-- Start of DATA FOR THE TASK --

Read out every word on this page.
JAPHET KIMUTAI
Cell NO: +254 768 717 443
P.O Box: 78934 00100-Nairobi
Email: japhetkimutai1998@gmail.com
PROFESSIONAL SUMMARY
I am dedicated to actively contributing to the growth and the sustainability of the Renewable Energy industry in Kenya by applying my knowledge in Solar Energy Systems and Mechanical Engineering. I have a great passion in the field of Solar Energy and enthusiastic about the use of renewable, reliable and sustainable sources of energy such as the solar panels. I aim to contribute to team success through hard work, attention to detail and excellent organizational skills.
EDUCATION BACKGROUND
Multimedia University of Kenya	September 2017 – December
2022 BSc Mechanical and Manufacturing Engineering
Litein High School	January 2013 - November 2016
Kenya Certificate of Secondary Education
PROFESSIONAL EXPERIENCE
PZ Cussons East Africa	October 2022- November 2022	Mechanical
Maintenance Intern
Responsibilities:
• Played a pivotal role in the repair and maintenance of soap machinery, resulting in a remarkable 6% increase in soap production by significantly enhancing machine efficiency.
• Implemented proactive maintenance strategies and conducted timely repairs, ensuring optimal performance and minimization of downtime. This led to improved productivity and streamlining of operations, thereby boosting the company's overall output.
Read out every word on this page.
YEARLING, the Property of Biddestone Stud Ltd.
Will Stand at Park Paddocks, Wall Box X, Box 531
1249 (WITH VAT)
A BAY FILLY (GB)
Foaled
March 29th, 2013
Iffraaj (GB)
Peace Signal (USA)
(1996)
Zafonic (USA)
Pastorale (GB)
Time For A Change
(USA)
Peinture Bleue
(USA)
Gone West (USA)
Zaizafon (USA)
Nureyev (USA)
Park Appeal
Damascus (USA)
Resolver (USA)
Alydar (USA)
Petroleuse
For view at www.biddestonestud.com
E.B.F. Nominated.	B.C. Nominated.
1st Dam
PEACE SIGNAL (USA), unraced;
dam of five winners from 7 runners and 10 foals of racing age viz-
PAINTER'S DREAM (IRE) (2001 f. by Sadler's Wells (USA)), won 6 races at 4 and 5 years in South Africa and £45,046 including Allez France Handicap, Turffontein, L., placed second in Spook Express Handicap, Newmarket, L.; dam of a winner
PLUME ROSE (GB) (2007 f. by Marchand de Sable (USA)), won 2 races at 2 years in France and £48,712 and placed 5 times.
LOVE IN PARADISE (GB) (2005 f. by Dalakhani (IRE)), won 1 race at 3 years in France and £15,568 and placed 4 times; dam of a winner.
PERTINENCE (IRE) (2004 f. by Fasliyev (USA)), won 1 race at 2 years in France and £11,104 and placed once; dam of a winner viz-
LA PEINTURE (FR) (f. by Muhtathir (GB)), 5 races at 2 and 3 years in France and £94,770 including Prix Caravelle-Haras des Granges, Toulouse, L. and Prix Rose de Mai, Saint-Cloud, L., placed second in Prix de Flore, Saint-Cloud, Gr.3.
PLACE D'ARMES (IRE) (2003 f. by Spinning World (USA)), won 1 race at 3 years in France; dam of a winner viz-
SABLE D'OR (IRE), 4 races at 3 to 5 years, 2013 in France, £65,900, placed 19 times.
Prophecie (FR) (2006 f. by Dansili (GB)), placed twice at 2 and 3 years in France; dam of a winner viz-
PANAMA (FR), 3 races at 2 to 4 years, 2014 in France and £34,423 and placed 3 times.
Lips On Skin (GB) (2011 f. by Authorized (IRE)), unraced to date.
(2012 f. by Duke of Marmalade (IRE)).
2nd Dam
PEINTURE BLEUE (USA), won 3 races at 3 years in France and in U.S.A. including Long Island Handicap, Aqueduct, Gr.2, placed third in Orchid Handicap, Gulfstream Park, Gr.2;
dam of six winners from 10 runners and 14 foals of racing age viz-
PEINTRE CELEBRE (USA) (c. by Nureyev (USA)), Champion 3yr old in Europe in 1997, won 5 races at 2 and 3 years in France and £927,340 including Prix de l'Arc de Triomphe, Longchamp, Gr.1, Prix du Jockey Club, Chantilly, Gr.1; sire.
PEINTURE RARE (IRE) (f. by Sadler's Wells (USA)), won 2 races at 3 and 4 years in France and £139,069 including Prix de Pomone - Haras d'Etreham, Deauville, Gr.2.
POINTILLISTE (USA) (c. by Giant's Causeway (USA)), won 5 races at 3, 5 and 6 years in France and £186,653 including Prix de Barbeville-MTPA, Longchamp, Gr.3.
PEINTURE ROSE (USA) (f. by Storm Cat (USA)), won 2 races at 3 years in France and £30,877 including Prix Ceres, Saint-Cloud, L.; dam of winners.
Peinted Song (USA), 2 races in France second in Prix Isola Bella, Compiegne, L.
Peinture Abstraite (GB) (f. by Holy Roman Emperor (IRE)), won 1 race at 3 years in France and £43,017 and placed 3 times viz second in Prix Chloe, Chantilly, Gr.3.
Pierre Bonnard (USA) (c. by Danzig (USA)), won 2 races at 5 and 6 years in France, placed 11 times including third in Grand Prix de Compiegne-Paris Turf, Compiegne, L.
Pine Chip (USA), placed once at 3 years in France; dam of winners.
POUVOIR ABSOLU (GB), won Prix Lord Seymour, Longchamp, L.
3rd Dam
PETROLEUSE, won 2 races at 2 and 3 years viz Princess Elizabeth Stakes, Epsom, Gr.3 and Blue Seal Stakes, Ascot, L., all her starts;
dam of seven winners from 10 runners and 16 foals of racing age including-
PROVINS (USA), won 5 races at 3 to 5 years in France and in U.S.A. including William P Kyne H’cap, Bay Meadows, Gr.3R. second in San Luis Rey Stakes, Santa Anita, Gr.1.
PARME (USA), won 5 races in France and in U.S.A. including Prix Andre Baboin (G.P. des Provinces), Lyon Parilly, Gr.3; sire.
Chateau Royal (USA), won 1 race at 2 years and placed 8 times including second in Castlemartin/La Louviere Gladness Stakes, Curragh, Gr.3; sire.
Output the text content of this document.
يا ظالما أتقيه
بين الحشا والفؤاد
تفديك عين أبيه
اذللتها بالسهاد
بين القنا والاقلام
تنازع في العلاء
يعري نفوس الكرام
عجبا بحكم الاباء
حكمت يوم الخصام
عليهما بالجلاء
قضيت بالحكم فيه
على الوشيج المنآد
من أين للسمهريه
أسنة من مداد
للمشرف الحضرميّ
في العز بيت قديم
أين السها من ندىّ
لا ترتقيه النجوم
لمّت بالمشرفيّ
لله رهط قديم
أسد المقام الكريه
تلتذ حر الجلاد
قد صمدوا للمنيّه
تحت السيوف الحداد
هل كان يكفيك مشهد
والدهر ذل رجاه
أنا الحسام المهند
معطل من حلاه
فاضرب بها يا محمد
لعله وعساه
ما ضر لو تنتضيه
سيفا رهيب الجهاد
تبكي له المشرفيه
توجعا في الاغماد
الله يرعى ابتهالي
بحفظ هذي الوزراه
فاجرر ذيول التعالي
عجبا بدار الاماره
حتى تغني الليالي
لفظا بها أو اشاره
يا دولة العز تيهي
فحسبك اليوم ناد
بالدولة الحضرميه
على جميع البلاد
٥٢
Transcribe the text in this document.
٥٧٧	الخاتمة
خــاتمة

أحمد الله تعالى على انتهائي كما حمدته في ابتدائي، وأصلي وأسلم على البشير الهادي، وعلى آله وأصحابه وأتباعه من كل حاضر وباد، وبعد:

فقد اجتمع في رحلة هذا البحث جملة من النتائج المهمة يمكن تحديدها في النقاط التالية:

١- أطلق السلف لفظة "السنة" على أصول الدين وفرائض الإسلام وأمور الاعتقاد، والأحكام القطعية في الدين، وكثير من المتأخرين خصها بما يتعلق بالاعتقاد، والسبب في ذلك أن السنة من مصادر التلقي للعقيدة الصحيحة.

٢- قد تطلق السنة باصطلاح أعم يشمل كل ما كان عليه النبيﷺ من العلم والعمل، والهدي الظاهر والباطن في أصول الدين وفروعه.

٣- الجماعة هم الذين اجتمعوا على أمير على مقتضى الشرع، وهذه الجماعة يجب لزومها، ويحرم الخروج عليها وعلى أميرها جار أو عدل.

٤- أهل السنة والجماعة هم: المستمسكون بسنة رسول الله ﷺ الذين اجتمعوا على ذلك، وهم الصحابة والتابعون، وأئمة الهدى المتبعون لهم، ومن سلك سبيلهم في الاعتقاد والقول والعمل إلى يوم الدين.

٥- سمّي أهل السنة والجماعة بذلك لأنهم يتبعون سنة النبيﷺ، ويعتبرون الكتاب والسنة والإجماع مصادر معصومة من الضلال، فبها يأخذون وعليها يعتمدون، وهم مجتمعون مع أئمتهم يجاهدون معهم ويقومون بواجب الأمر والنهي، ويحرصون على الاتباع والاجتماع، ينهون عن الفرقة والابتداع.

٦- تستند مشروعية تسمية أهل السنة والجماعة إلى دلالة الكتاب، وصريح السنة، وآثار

-- End of DATA FOR THE TASK --

**SHORT EXERCISE:**
Copy exactly, and only, the lines from the one containing "Transcribe the text in this document." through the last line of the listing.

**ANSWER TO THIS PROBLEM:**
Transcribe the text in this document.
٥٧٧	الخاتمة
خــاتمة

أحمد الله تعالى على انتهائي كما حمدته في ابتدائي، وأصلي وأسلم على البشير الهادي، وعلى آله وأصحابه وأتباعه من كل حاضر وباد، وبعد:

فقد اجتمع في رحلة هذا البحث جملة من النتائج المهمة يمكن تحديدها في النقاط التالية:

١- أطلق السلف لفظة "السنة" على أصول الدين وفرائض الإسلام وأمور الاعتقاد، والأحكام القطعية في الدين، وكثير من المتأخرين خصها بما يتعلق بالاعتقاد، والسبب في ذلك أن السنة من مصادر التلقي للعقيدة الصحيحة.

٢- قد تطلق السنة باصطلاح أعم يشمل كل ما كان عليه النبيﷺ من العلم والعمل، والهدي الظاهر والباطن في أصول الدين وفروعه.

٣- الجماعة هم الذين اجتمعوا على أمير على مقتضى الشرع، وهذه الجماعة يجب لزومها، ويحرم الخروج عليها وعلى أميرها جار أو عدل.

٤- أهل السنة والجماعة هم: المستمسكون بسنة رسول الله ﷺ الذين اجتمعوا على ذلك، وهم الصحابة والتابعون، وأئمة الهدى المتبعون لهم، ومن سلك سبيلهم في الاعتقاد والقول والعمل إلى يوم الدين.

٥- سمّي أهل السنة والجماعة بذلك لأنهم يتبعون سنة النبيﷺ، ويعتبرون الكتاب والسنة والإجماع مصادر معصومة من الضلال، فبها يأخذون وعليها يعتمدون، وهم مجتمعون مع أئمتهم يجاهدون معهم ويقومون بواجب الأمر والنهي، ويحرصون على الاتباع والاجتماع، ينهون عن الفرقة والابتداع.

٦- تستند مشروعية تسمية أهل السنة والجماعة إلى دلالة الكتاب، وصريح السنة، وآثار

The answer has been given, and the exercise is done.